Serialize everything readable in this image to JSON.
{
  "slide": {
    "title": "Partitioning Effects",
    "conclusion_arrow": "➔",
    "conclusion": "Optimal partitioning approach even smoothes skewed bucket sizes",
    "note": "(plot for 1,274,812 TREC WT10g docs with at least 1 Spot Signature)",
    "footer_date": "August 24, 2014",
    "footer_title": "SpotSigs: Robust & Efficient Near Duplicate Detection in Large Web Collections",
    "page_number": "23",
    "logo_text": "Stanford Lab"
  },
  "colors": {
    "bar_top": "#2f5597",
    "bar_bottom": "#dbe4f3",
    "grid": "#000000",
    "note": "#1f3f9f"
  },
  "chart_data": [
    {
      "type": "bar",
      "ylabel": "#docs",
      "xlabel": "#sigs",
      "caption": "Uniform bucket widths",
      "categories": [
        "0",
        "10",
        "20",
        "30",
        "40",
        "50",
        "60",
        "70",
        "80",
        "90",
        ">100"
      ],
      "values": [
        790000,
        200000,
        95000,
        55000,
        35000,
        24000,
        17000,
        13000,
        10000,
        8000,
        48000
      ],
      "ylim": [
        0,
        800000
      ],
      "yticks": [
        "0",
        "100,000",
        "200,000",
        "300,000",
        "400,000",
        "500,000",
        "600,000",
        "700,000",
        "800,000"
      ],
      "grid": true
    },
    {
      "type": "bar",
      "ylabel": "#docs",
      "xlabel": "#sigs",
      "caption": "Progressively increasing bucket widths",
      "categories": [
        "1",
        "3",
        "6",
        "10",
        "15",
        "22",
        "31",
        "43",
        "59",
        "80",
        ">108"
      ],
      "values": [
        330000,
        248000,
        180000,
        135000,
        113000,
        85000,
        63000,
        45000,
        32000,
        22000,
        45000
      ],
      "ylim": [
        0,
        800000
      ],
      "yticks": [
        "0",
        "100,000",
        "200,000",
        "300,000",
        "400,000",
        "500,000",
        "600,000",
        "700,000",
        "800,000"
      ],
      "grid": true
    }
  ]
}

» **Goal of the exercise**
Give the entries again in full, exactly as they are written.

» **Task result**
Serialize everything readable in this image to JSON.
{
  "slide": {
    "title": "Partitioning Effects",
    "conclusion_arrow": "➔",
    "conclusion": "Optimal partitioning approach even smoothes skewed bucket sizes",
    "note": "(plot for 1,274,812 TREC WT10g docs with at least 1 Spot Signature)",
    "footer_date": "August 24, 2014",
    "footer_title": "SpotSigs: Robust & Efficient Near Duplicate Detection in Large Web Collections",
    "page_number": "23",
    "logo_text": "Stanford Lab"
  },
  "colors": {
    "bar_top": "#2f5597",
    "bar_bottom": "#dbe4f3",
    "grid": "#000000",
    "note": "#1f3f9f"
  },
  "chart_data": [
    {
      "type": "bar",
      "ylabel": "#docs",
      "xlabel": "#sigs",
      "caption": "Uniform bucket widths",
      "categories": [
        "0",
        "10",
        "20",
        "30",
        "40",
        "50",
        "60",
        "70",
        "80",
        "90",
        ">100"
      ],
      "values": [
        790000,
        200000,
        95000,
        55000,
        35000,
        24000,
        17000,
        13000,
        10000,
        8000,
        48000
      ],
      "ylim": [
        0,
        800000
      ],
      "yticks": [
        "0",
        "100,000",
        "200,000",
        "300,000",
        "400,000",
        "500,000",
        "600,000",
        "700,000",
        "800,000"
      ],
      "grid": true
    },
    {
      "type": "bar",
      "ylabel": "#docs",
      "xlabel": "#sigs",
      "caption": "Progressively increasing bucket widths",
      "categories": [
        "1",
        "3",
        "6",
        "10",
        "15",
        "22",
        "31",
        "43",
        "59",
        "80",
        ">108"
      ],
      "values": [
        330000,
        248000,
        180000,
        135000,
        113000,
        85000,
        63000,
        45000,
        32000,
        22000,
        45000
      ],
      "ylim": [
        0,
        800000
      ],
      "yticks": [
        "0",
        "100,000",
        "200,000",
        "300,000",
        "400,000",
        "500,000",
        "600,000",
        "700,000",
        "800,000"
      ],
      "grid": true
    }
  ]
}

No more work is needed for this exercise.